#### [Material to process]
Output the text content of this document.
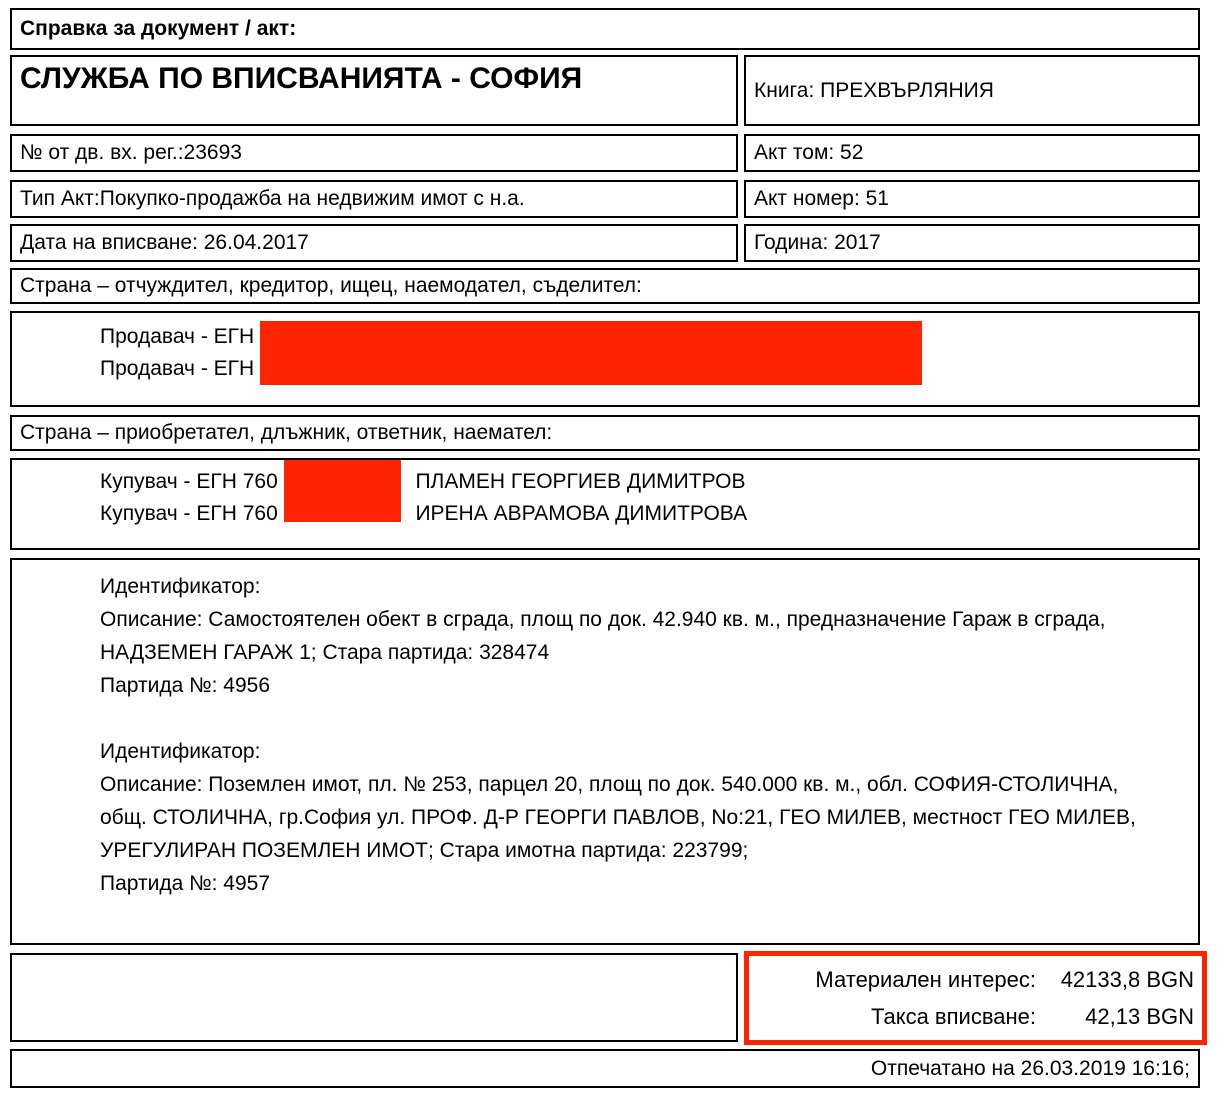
Справка за документ / акт:
СЛУЖБА ПО ВПИСВАНИЯТА - СОФИЯ	Книга: ПРЕХВЪРЛЯНИЯ
№ от дв. вх. рег.:23693	Акт том: 52
Тип Акт:Покупко-продажба на недвижим имот с н.а.	Акт номер: 51
Дата на вписване: 26.04.2017	Година: 2017
Страна – отчуждител, кредитор, ищец, наемодател, съделител:
Продавач - ЕГН
Продавач - ЕГН
Страна – приобретател, длъжник, ответник, наемател:
Купувач - ЕГН 760	ПЛАМЕН ГЕОРГИЕВ ДИМИТРОВ
Купувач - ЕГН 760	ИРЕНА АВРАМОВА ДИМИТРОВА

Идентификатор:

Описание: Самостоятелен обект в сграда, площ по док. 42.940 кв. м., предназначение Гараж в сграда, НАДЗЕМЕН ГАРАЖ 1; Стара партида: 328474

Партида №: 4956

Идентификатор:

Описание: Поземлен имот, пл. № 253, парцел 20, площ по док. 540.000 кв. м., обл. СОФИЯ-СТОЛИЧНА, общ. СТОЛИЧНА, гр.София ул. ПРОФ. Д-Р ГЕОРГИ ПАВЛОВ, No:21, ГЕО МИЛЕВ, местност ГЕО МИЛЕВ, УРЕГУЛИРАН ПОЗЕМЛЕН ИМОТ; Стара имотна партида: 223799;

Партида №: 4957

Материален интерес:	42133,8 BGN
Такса вписване:	42,13 BGN
Отпечатано на 26.03.2019 16:16;
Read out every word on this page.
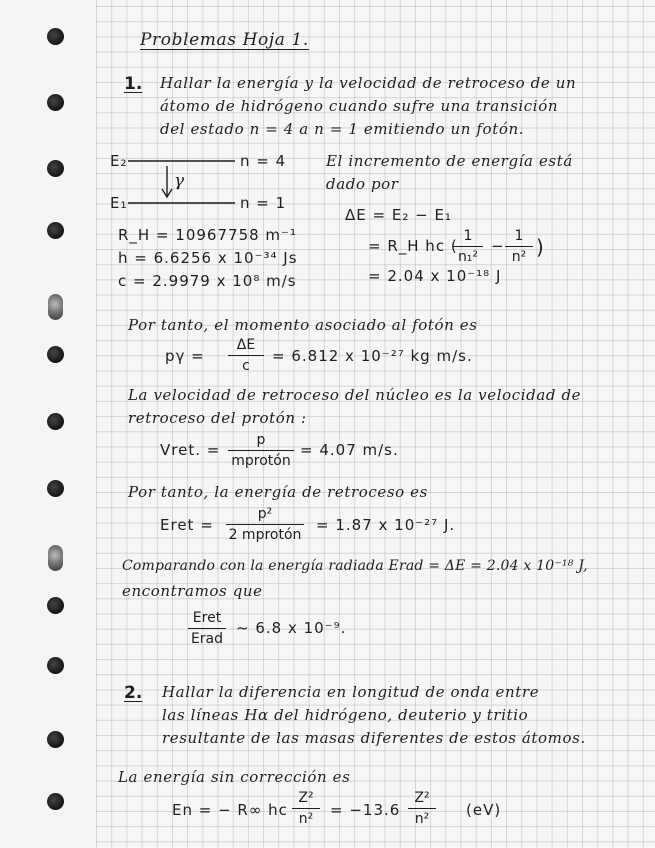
Problemas Hoja 1.
1. Hallar la energía y la velocidad de retroceso de un
átomo de hidrógeno cuando sufre una transición
del estado n = 4 a n = 1 emitiendo un fotón.
E₂
E₁
n = 4
n = 1
γ
R_H = 10967758 m⁻¹
h = 6.6256 x 10⁻³⁴ Js
c = 2.9979 x 10⁸ m/s
El incremento de energía está
dado por
ΔE = E₂ − E₁
= R_H hc (
1
n₁²
−
1
n² )
= 2.04 x 10⁻¹⁸ J
Por tanto, el momento asociado al fotón es
pγ =
ΔE
c
= 6.812 x 10⁻²⁷ kg m/s.
La velocidad de retroceso del núcleo es la velocidad de
retroceso del protón :
Vret. =
p
mprotón
= 4.07 m/s.
Por tanto, la energía de retroceso es
Eret =
p²
2 mprotón
= 1.87 x 10⁻²⁷ J.
Comparando con la energía radiada Erad = ΔE = 2.04 x 10⁻¹⁸ J,
encontramos que
Eret
Erad
~ 6.8 x 10⁻⁹.
2. Hallar la diferencia en longitud de onda entre
las líneas Hα del hidrógeno, deuterio y tritio
resultante de las masas diferentes de estos átomos.
La energía sin corrección es
En = − R∞ hc
Z²
n²	= −13.6
Z²
n²	(eV)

#### [Task to complete]
What number of lines in the records contain the word "Страна"? Answer with that number alone.

#### [Completed exercise]
2